## Problem requirements
Find the lines holding "能根据方向和距离确定物体的位置" and copy them.
===== Data to use =====
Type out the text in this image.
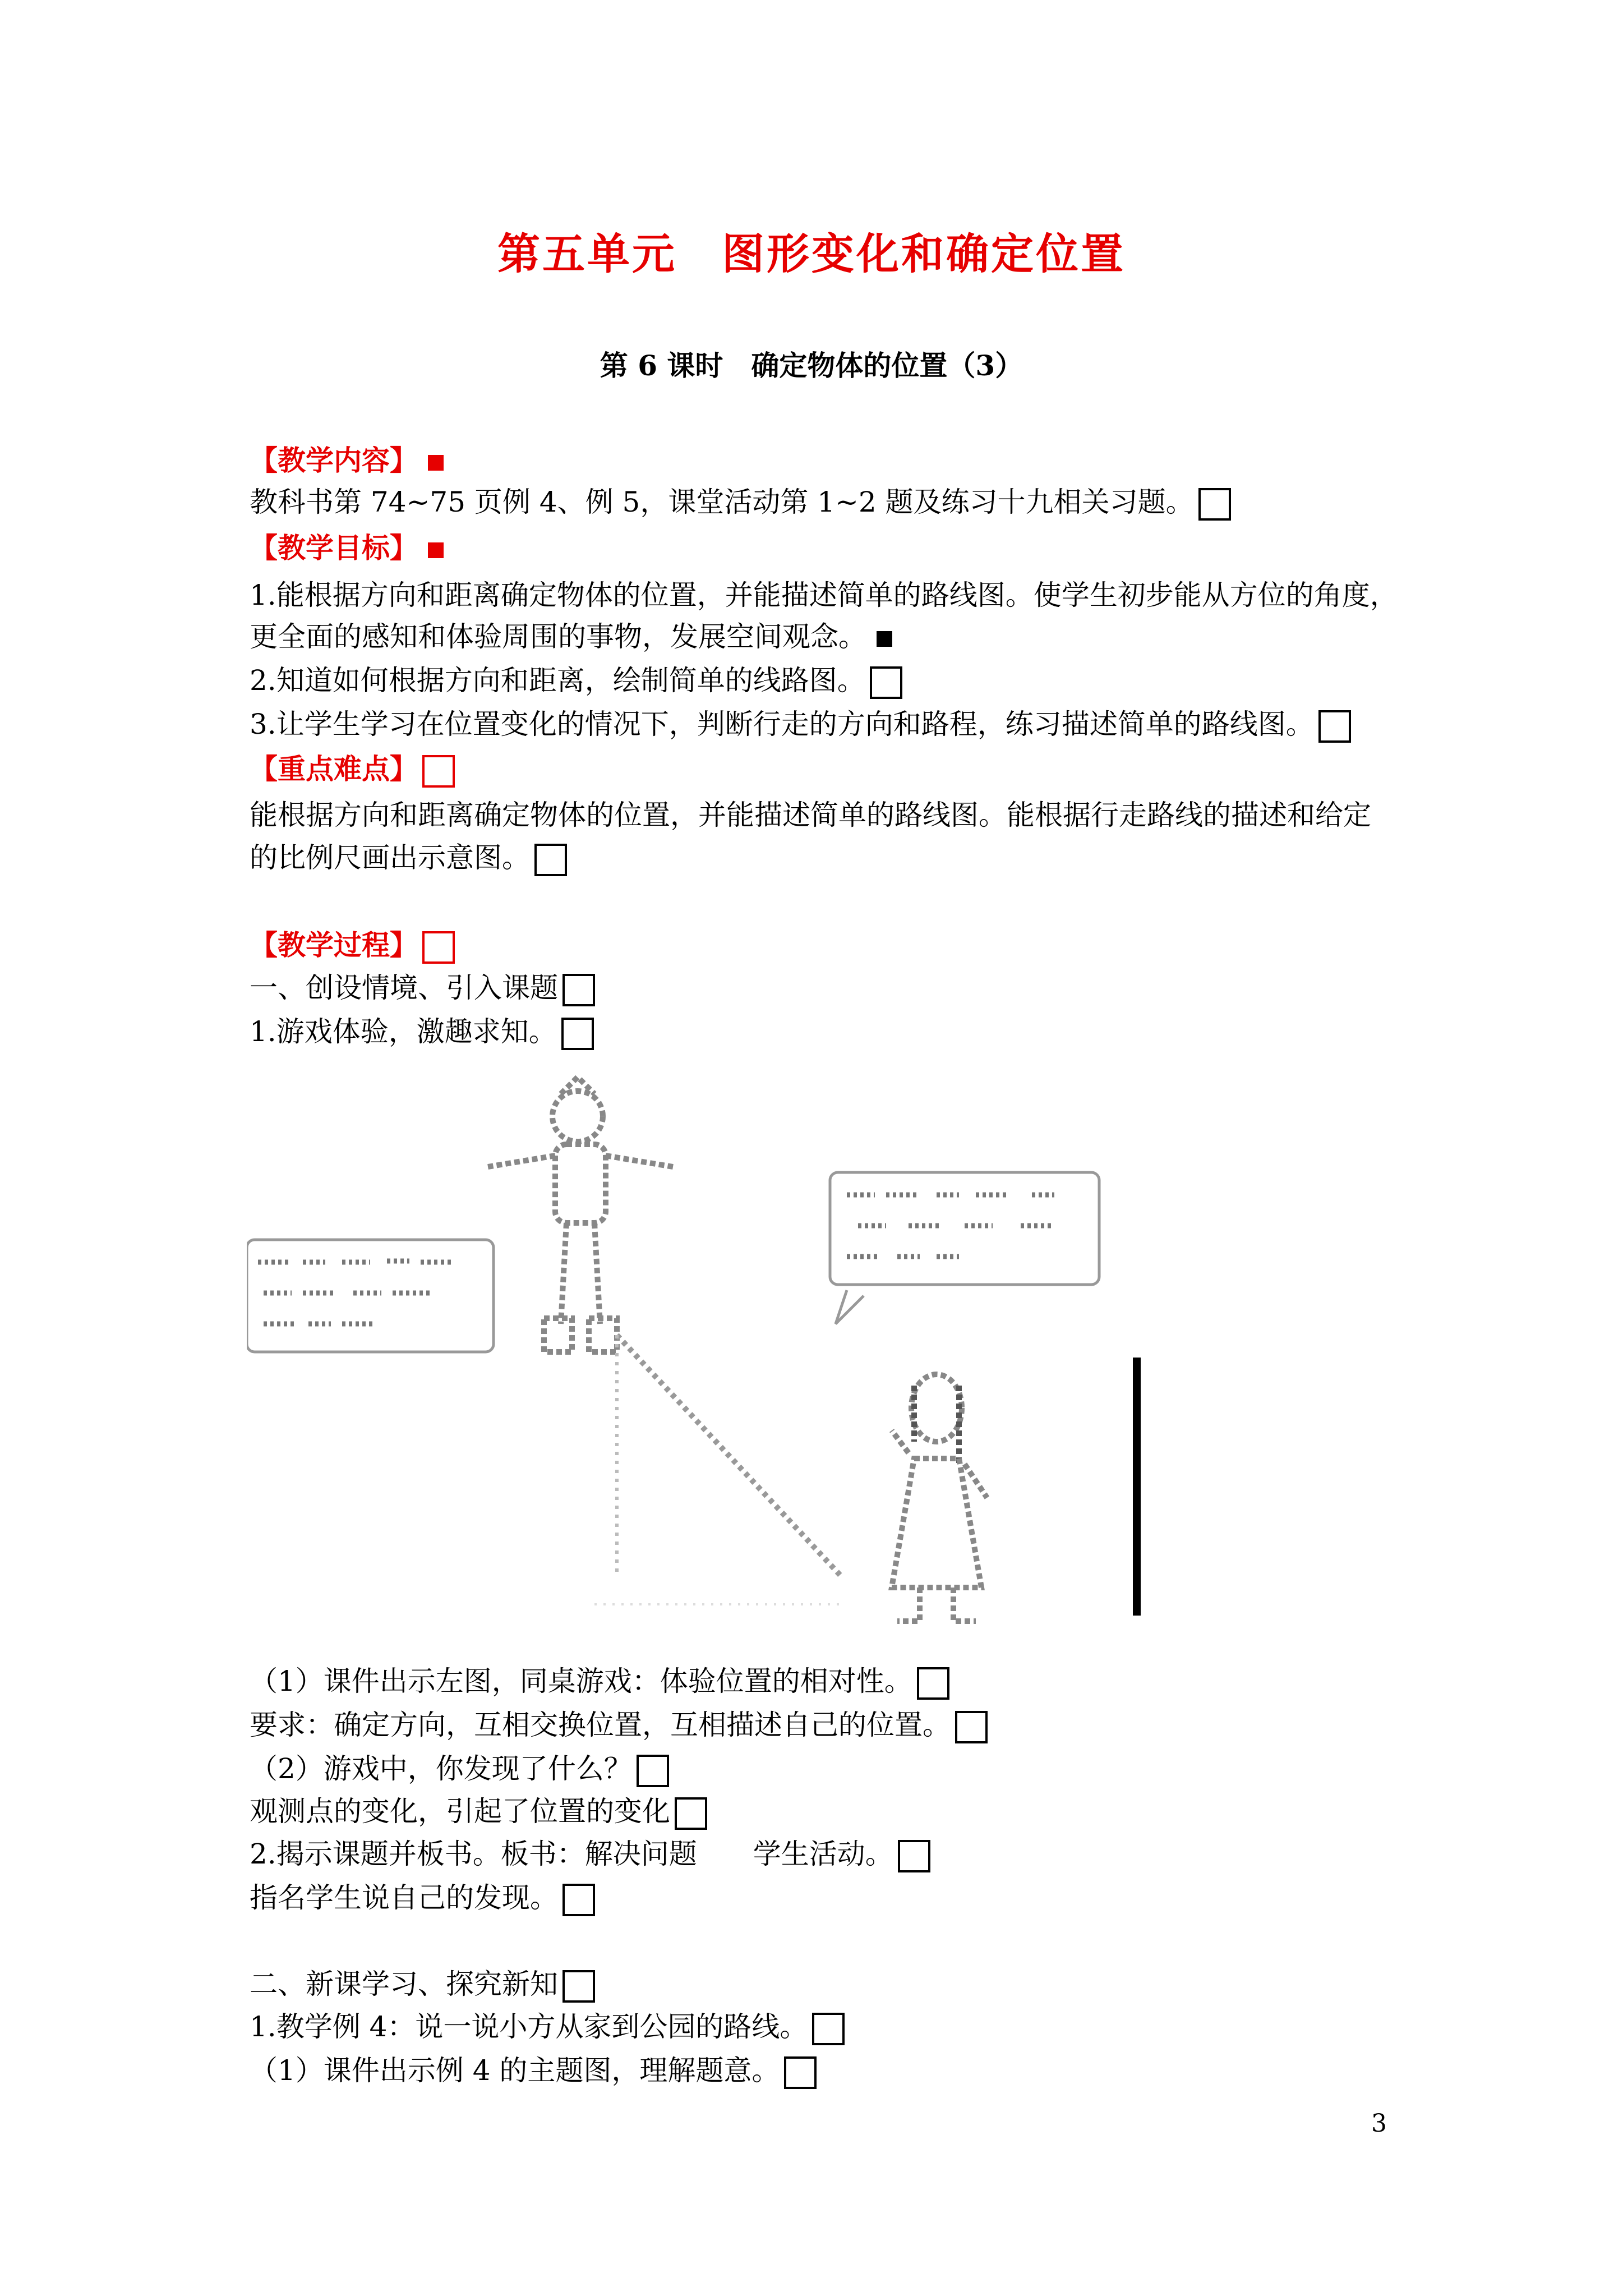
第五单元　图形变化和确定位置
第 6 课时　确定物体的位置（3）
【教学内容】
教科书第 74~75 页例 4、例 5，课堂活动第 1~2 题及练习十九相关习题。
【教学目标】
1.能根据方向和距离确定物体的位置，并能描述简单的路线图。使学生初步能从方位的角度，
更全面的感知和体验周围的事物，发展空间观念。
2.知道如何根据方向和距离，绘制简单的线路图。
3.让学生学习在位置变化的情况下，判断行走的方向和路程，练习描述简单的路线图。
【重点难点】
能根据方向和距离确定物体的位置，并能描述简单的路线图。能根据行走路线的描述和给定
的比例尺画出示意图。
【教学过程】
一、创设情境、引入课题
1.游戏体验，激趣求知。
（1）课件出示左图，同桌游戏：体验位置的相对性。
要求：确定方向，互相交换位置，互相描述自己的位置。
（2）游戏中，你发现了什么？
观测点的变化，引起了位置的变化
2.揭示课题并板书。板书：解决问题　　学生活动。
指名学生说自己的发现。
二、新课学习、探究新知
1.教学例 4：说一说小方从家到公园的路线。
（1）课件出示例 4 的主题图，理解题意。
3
=====
## Expected output
1.能根据方向和距离确定物体的位置，并能描述简单的路线图。使学生初步能从方位的角度，
能根据方向和距离确定物体的位置，并能描述简单的路线图。能根据行走路线的描述和给定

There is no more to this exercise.